◆ PROBLEM TO SOLVE ◆
What is the number of lines in the entries that include the word "раскрепованный"? Respond with the number only.

◆ DATASET ROWS ◆
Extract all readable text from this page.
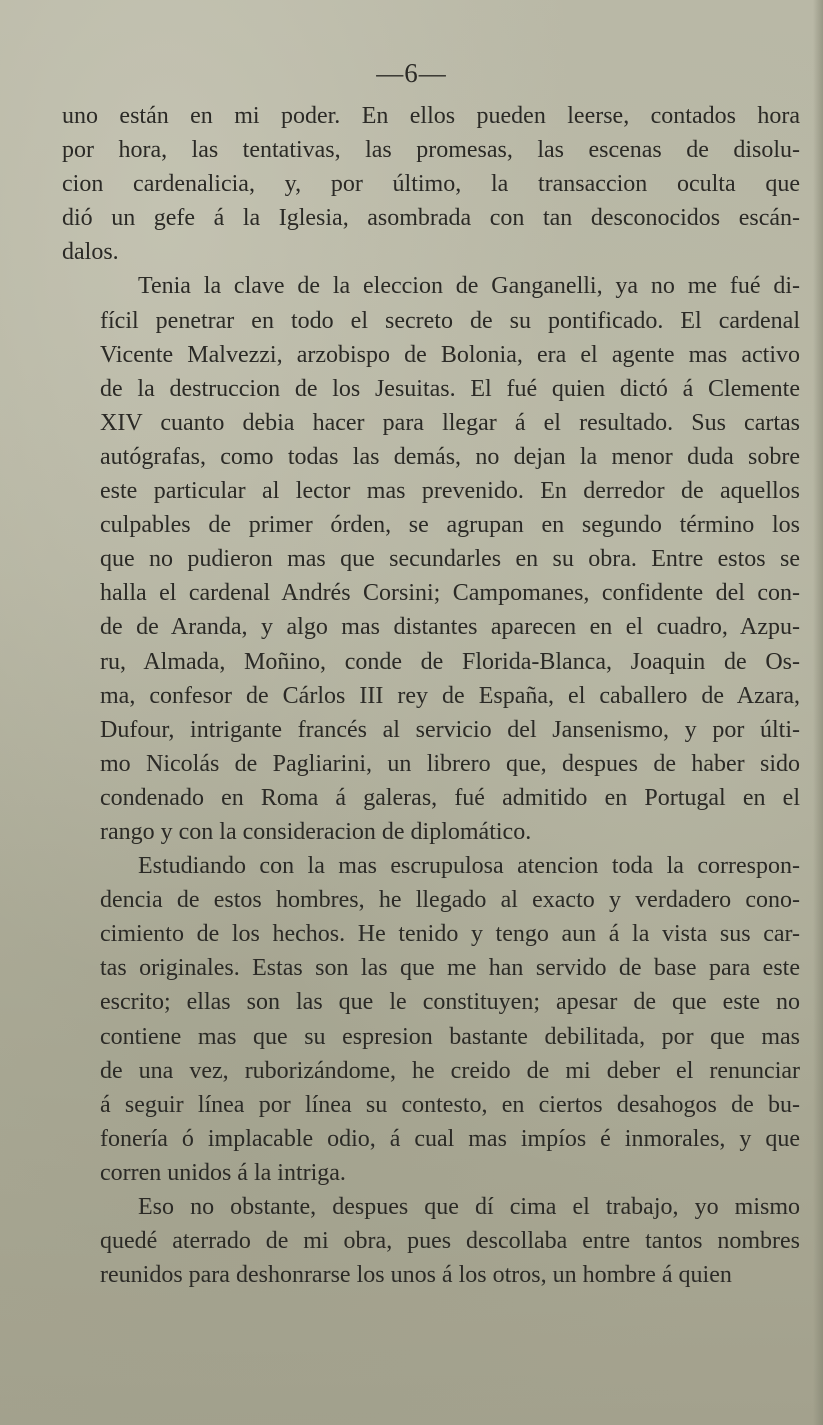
—6—

uno están en mi poder. En ellos pueden leerse, contados hora
por hora, las tentativas, las promesas, las escenas de disolu-
cion cardenalicia, y, por último, la transaccion oculta que
dió un gefe á la Iglesia, asombrada con tan desconocidos escán-
dalos.

Tenia la clave de la eleccion de Ganganelli, ya no me fué di-
fícil penetrar en todo el secreto de su pontificado. El cardenal
Vicente Malvezzi, arzobispo de Bolonia, era el agente mas activo
de la destruccion de los Jesuitas. El fué quien dictó á Clemente
XIV cuanto debia hacer para llegar á el resultado. Sus cartas
autógrafas, como todas las demás, no dejan la menor duda sobre
este particular al lector mas prevenido. En derredor de aquellos
culpables de primer órden, se agrupan en segundo término los
que no pudieron mas que secundarles en su obra. Entre estos se
halla el cardenal Andrés Corsini; Campomanes, confidente del con-
de de Aranda, y algo mas distantes aparecen en el cuadro, Azpu-
ru, Almada, Moñino, conde de Florida-Blanca, Joaquin de Os-
ma, confesor de Cárlos III rey de España, el caballero de Azara,
Dufour, intrigante francés al servicio del Jansenismo, y por últi-
mo Nicolás de Pagliarini, un librero que, despues de haber sido
condenado en Roma á galeras, fué admitido en Portugal en el
rango y con la consideracion de diplomático.

Estudiando con la mas escrupulosa atencion toda la correspon-
dencia de estos hombres, he llegado al exacto y verdadero cono-
cimiento de los hechos. He tenido y tengo aun á la vista sus car-
tas originales. Estas son las que me han servido de base para este
escrito; ellas son las que le constituyen; apesar de que este no
contiene mas que su espresion bastante debilitada, por que mas
de una vez, ruborizándome, he creido de mi deber el renunciar
á seguir línea por línea su contesto, en ciertos desahogos de bu-
fonería ó implacable odio, á cual mas impíos é inmorales, y que
corren unidos á la intriga.

Eso no obstante, despues que dí cima el trabajo, yo mismo
quedé aterrado de mi obra, pues descollaba entre tantos nombres
reunidos para deshonrarse los unos á los otros, un hombre á quien
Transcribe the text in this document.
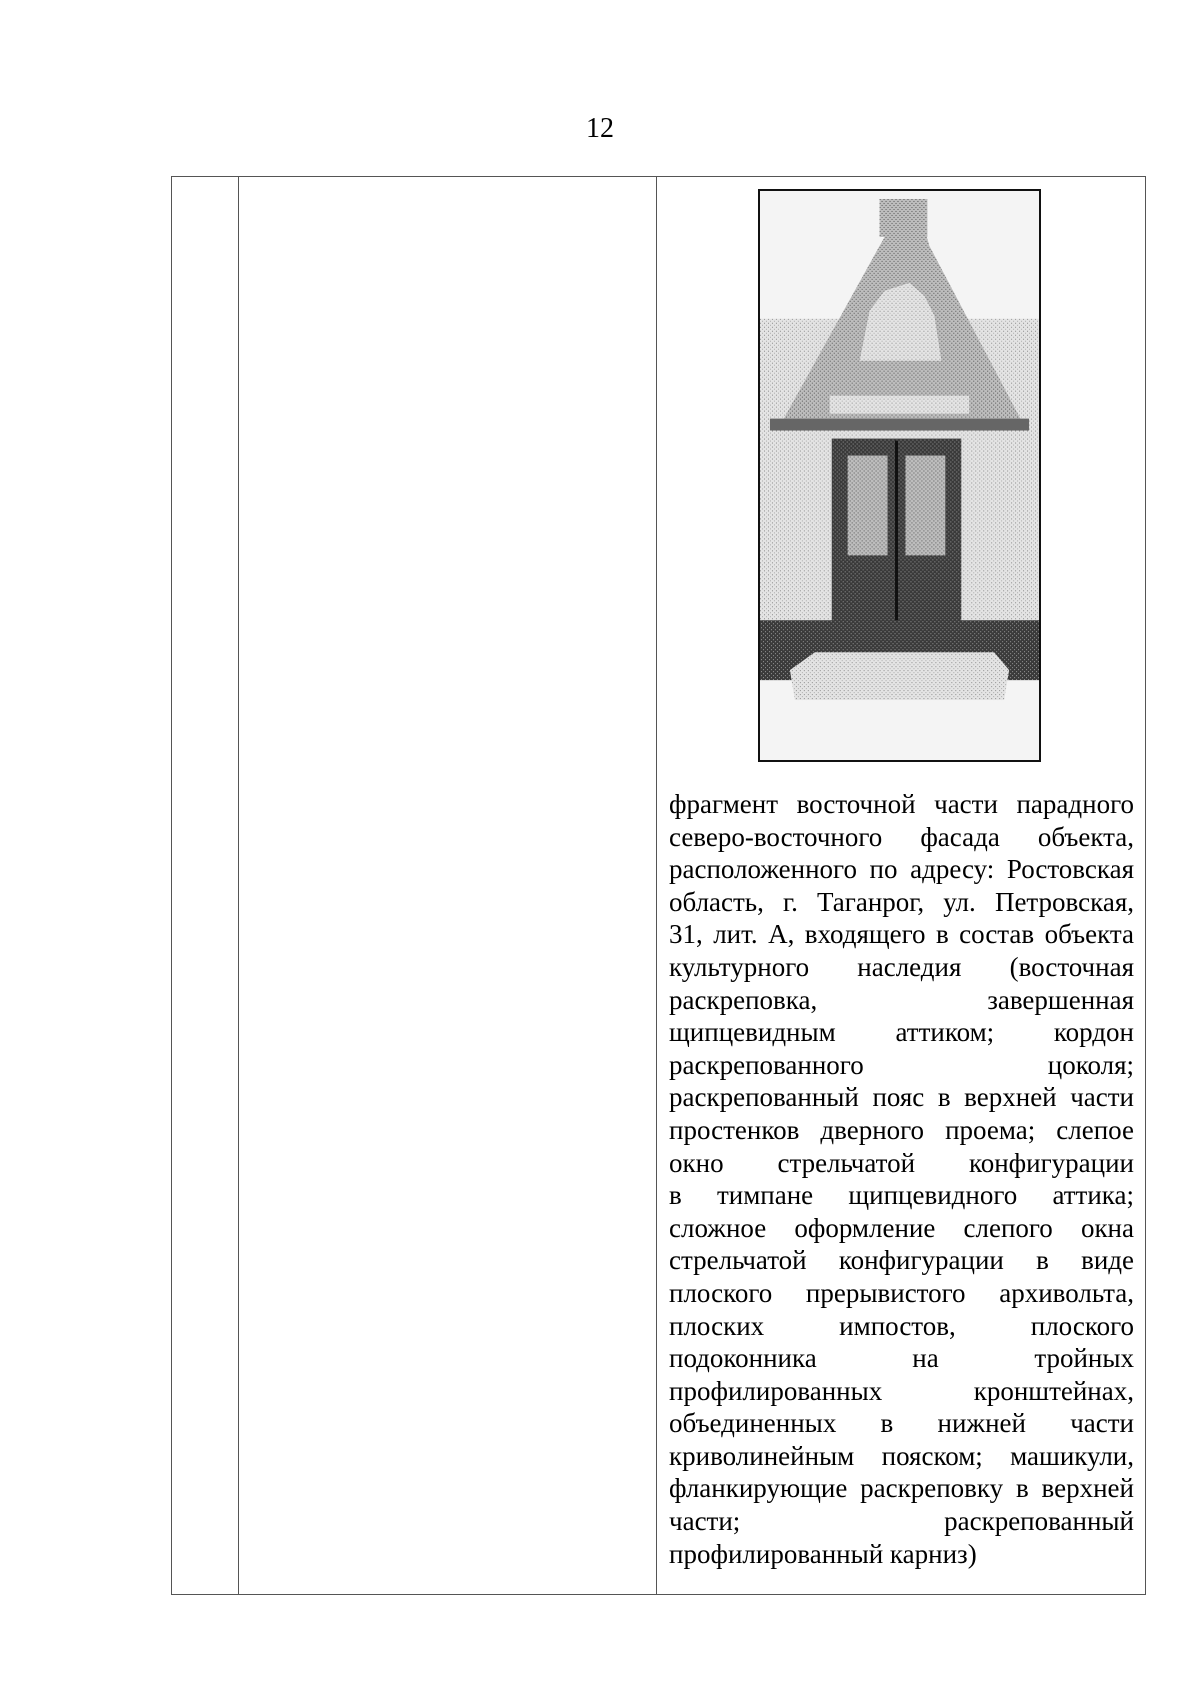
12
фрагмент восточной части парадного
северо-восточного фасада объекта,
расположенного по адресу: Ростовская
область, г. Таганрог, ул. Петровская,
31, лит. А, входящего в состав объекта
культурного наследия (восточная
раскреповка, завершенная
щипцевидным аттиком; кордон
раскрепованного цоколя;
раскрепованный пояс в верхней части
простенков дверного проема; слепое
окно стрельчатой конфигурации
в тимпане щипцевидного аттика;
сложное оформление слепого окна
стрельчатой конфигурации в виде
плоского прерывистого архивольта,
плоских импостов, плоского
подоконника на тройных
профилированных кронштейнах,
объединенных в нижней части
криволинейным пояском; машикули,
фланкирующие раскреповку в верхней
части; раскрепованный
профилированный карниз)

◆ TASK RESPONSE ◆
2